WHAT THE EXERCISE ASKS. All lines below must be repeated exactly, with the pictures omitted.

-- Start RECORDS SUPPLIED --

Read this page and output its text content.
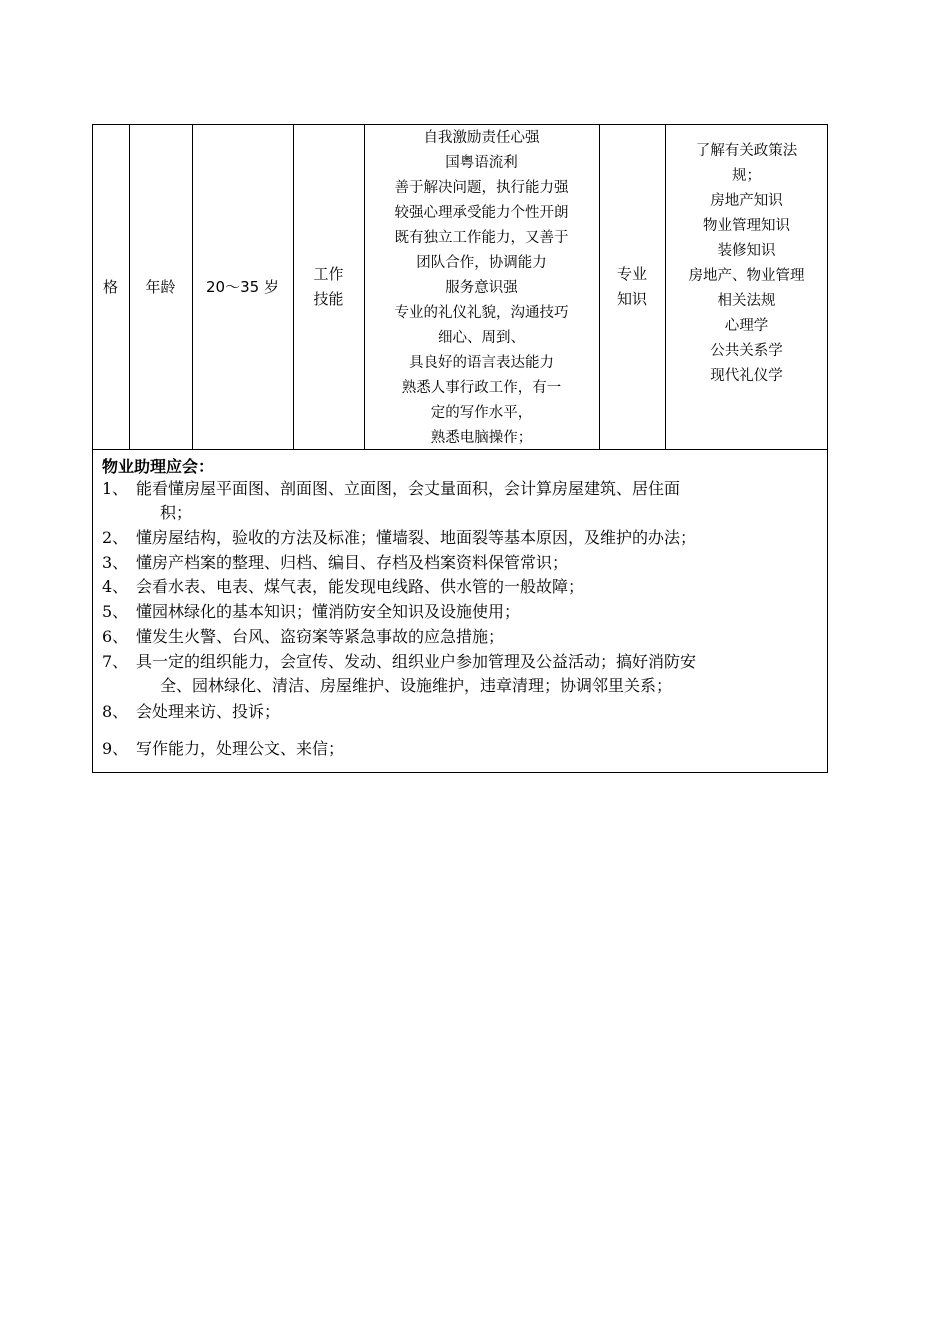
格 年龄 20～35 岁
工作
技能
自我激励责任心强
国粤语流利
善于解决问题，执行能力强
较强心理承受能力个性开朗
既有独立工作能力，又善于
团队合作，协调能力
服务意识强
专业的礼仪礼貌，沟通技巧
细心、周到、
具良好的语言表达能力
熟悉人事行政工作，有一
定的写作水平，
熟悉电脑操作；
专业
知识
了解有关政策法
规；
房地产知识
物业管理知识
装修知识
房地产、物业管理
相关法规
心理学
公共关系学
现代礼仪学
物业助理应会：
1、 能看懂房屋平面图、剖面图、立面图，会丈量面积，会计算房屋建筑、居住面
积；
2、 懂房屋结构，验收的方法及标准；懂墙裂、地面裂等基本原因，及维护的办法；
3、 懂房产档案的整理、归档、编目、存档及档案资料保管常识；
4、 会看水表、电表、煤气表，能发现电线路、供水管的一般故障；
5、 懂园林绿化的基本知识；懂消防安全知识及设施使用；
6、 懂发生火警、台风、盗窃案等紧急事故的应急措施；
7、 具一定的组织能力，会宣传、发动、组织业户参加管理及公益活动；搞好消防安
全、园林绿化、清洁、房屋维护、设施维护，违章清理；协调邻里关系；
8、 会处理来访、投诉；
9、 写作能力，处理公文、来信；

-- End RECORDS SUPPLIED --

EXERCISE OUTPUT.
Read this page and output its text content.
格 年龄 20～35 岁
工作
技能
自我激励责任心强
国粤语流利
善于解决问题，执行能力强
较强心理承受能力个性开朗
既有独立工作能力，又善于
团队合作，协调能力
服务意识强
专业的礼仪礼貌，沟通技巧
细心、周到、
具良好的语言表达能力
熟悉人事行政工作，有一
定的写作水平，
熟悉电脑操作；
专业
知识
了解有关政策法
规；
房地产知识
物业管理知识
装修知识
房地产、物业管理
相关法规
心理学
公共关系学
现代礼仪学
物业助理应会：
1、 能看懂房屋平面图、剖面图、立面图，会丈量面积，会计算房屋建筑、居住面
积；
2、 懂房屋结构，验收的方法及标准；懂墙裂、地面裂等基本原因，及维护的办法；
3、 懂房产档案的整理、归档、编目、存档及档案资料保管常识；
4、 会看水表、电表、煤气表，能发现电线路、供水管的一般故障；
5、 懂园林绿化的基本知识；懂消防安全知识及设施使用；
6、 懂发生火警、台风、盗窃案等紧急事故的应急措施；
7、 具一定的组织能力，会宣传、发动、组织业户参加管理及公益活动；搞好消防安
全、园林绿化、清洁、房屋维护、设施维护，违章清理；协调邻里关系；
8、 会处理来访、投诉；
9、 写作能力，处理公文、来信；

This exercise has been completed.